• [Work required] Set down all of the entries word for word, omitting the images they contain.

• [Records from a data collection]
____________________
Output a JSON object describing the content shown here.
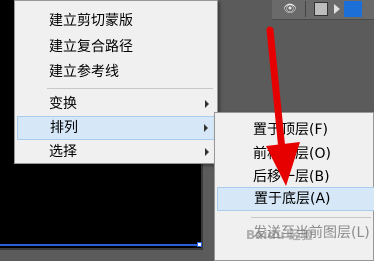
{
  "menu": {
    "items": [
      {
        "label": "建立剪切蒙版"
      },
      {
        "label": "建立复合路径"
      },
      {
        "label": "建立参考线"
      },
      {
        "label": "变换"
      },
      {
        "label": "排列"
      },
      {
        "label": "选择"
      }
    ]
  },
  "submenu": {
    "items": [
      {
        "label": "置于顶层(F)"
      },
      {
        "label": "前移一层(O)"
      },
      {
        "label": "后移一层(B)"
      },
      {
        "label": "置于底层(A)"
      },
      {
        "label": "发送至当前图层(L)"
      }
    ]
  },
  "colors": {
    "highlight": "#d6e8f7",
    "annotation_arrow": "#e60000",
    "layer_color": "#1b6fd6"
  },
  "icons": {
    "eye": "eye-icon",
    "submenu_arrow": "chevron-right-icon"
  },
  "watermark": {
    "text": "Baidu 经验"
  }
}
____________________
• [Final result]
Output a JSON object describing the content shown here.
{
  "menu": {
    "items": [
      {
        "label": "建立剪切蒙版"
      },
      {
        "label": "建立复合路径"
      },
      {
        "label": "建立参考线"
      },
      {
        "label": "变换"
      },
      {
        "label": "排列"
      },
      {
        "label": "选择"
      }
    ]
  },
  "submenu": {
    "items": [
      {
        "label": "置于顶层(F)"
      },
      {
        "label": "前移一层(O)"
      },
      {
        "label": "后移一层(B)"
      },
      {
        "label": "置于底层(A)"
      },
      {
        "label": "发送至当前图层(L)"
      }
    ]
  },
  "colors": {
    "highlight": "#d6e8f7",
    "annotation_arrow": "#e60000",
    "layer_color": "#1b6fd6"
  },
  "icons": {
    "eye": "eye-icon",
    "submenu_arrow": "chevron-right-icon"
  },
  "watermark": {
    "text": "Baidu 经验"
  }
}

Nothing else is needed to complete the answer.